**Texte à lire**
La coalition entre
conservateurs et libéraux en Grande-Bretagne a annoncé des
réductions des dépenses publiques qui sont probablement les plus
sauvages de toute l'Europe. Chaque semaine voit de nouvelles
annonces de coupes venant s'ajouter à celles déjà décidées par
le gouvernement travailliste sortant, avant les élections générales
de mai. Cela comprend un gel des salaires publics de trois ans, une
réduction des retraites, et des milliers de pertes d'emplois.
Le Chancelier George
Osborne a annoncé 11 milliards de livres sterling [13,3 milliards
d'euros], de coupes supplémentaires, mais cela a été
immédiatement suivi par des demandes de réduire les aides
sociales. Le total en est à 27 milliards de réductions
supplémentaires, ainsi que 15 milliards d'augmentations d'impôts,
ce qui amènera l'effort demandé à 75 milliards en 2015. De
nombreux commentateurs prédisent que c'est une estimation trop
basse et que les réductions prévues se montent à entre 85 et 100
milliards de livres.

(Données brutes)
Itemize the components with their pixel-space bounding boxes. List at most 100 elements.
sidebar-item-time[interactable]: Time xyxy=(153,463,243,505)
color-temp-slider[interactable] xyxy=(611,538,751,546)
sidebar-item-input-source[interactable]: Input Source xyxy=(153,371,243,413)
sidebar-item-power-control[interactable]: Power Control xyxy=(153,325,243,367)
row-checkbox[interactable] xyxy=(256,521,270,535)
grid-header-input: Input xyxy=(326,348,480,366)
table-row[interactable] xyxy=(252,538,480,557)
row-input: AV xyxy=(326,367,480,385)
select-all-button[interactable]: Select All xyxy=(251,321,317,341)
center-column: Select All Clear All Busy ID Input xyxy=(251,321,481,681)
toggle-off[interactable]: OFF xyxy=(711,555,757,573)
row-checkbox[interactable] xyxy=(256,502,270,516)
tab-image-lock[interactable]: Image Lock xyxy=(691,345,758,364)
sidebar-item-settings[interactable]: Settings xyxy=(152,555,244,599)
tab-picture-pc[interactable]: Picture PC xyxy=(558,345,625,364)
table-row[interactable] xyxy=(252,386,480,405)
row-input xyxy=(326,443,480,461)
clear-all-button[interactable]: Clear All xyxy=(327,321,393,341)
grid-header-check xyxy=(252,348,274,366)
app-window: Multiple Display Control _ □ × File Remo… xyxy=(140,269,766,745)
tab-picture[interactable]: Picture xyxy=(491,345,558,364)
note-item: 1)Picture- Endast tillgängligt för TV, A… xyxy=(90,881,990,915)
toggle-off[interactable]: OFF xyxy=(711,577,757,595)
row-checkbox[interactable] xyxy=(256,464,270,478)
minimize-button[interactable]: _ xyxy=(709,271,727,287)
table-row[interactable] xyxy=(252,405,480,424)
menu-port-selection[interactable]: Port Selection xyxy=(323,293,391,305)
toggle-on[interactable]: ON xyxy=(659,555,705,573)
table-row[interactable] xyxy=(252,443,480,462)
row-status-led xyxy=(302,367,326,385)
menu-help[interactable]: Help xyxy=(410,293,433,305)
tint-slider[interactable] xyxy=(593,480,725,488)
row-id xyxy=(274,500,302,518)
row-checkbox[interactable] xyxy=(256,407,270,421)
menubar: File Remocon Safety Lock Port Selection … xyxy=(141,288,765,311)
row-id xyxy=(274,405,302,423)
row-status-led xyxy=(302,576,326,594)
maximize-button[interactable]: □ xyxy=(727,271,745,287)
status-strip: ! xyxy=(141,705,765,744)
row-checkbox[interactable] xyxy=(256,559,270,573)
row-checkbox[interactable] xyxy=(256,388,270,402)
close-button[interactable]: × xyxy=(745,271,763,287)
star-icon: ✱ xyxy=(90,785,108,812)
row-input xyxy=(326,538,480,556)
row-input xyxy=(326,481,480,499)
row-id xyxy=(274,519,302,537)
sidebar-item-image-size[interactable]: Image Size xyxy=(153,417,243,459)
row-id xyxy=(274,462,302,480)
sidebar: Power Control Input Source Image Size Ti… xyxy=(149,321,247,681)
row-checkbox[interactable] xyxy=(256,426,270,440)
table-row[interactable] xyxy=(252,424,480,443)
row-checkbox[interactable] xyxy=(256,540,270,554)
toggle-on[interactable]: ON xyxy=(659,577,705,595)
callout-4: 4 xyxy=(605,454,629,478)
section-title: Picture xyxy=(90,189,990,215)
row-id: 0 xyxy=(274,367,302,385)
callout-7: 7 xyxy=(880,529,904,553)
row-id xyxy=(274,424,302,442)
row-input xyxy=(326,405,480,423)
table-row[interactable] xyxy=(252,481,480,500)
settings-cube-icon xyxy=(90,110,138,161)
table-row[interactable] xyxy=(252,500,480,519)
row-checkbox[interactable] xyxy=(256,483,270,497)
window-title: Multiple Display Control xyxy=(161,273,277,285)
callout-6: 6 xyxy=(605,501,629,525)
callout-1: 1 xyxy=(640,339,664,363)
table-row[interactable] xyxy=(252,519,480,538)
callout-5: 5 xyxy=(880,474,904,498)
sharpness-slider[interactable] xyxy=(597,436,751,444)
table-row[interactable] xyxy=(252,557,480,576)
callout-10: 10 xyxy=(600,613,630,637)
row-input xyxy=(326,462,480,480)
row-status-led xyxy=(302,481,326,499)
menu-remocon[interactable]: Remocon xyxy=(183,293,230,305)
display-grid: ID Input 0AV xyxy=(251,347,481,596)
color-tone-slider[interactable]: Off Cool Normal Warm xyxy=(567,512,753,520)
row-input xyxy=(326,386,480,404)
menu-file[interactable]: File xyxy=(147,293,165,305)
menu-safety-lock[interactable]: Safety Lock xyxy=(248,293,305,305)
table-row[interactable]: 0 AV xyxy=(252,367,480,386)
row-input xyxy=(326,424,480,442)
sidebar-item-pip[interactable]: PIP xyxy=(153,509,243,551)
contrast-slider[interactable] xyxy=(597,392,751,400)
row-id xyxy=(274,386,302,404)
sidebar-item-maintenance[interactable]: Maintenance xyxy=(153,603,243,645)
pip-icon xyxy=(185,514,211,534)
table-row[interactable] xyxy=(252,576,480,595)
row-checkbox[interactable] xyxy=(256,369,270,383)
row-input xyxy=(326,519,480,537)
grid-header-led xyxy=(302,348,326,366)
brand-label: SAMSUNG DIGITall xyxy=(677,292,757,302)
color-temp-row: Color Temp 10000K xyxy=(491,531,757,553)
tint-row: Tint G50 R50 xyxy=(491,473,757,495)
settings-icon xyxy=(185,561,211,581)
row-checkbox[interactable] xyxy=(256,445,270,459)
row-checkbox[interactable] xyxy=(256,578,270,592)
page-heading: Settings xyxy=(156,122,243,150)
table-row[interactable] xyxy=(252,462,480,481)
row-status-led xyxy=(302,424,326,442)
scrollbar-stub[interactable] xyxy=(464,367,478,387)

**Consignes à suivre**
1. Reproduisez intégralement le texte sur les réductions des dépenses publiques en Grande-Bretagne.
2. Sélectionnez dans la liste chaque ligne où figure la chaîne « Image », puis recopiez-la.
Le texte et la liste proviennent de sources distinctes.

**Réponses attendues**
1.
La coalition entre
conservateurs et libéraux en Grande-Bretagne a annoncé des
réductions des dépenses publiques qui sont probablement les plus
sauvages de toute l'Europe. Chaque semaine voit de nouvelles
annonces de coupes venant s'ajouter à celles déjà décidées par
le gouvernement travailliste sortant, avant les élections générales
de mai. Cela comprend un gel des salaires publics de trois ans, une
réduction des retraites, et des milliers de pertes d'emplois.
Le Chancelier George
Osborne a annoncé 11 milliards de livres sterling [13,3 milliards
d'euros], de coupes supplémentaires, mais cela a été
immédiatement suivi par des demandes de réduire les aides
sociales. Le total en est à 27 milliards de réductions
supplémentaires, ainsi que 15 milliards d'augmentations d'impôts,
ce qui amènera l'effort demandé à 75 milliards en 2015. De
nombreux commentateurs prédisent que c'est une estimation trop
basse et que les réductions prévues se montent à entre 85 et 100
milliards de livres.

2.
tab-image-lock[interactable]: Image Lock xyxy=(691,345,758,364)
sidebar-item-image-size[interactable]: Image Size xyxy=(153,417,243,459)
sidebar: Power Control Input Source Image Size Ti… xyxy=(149,321,247,681)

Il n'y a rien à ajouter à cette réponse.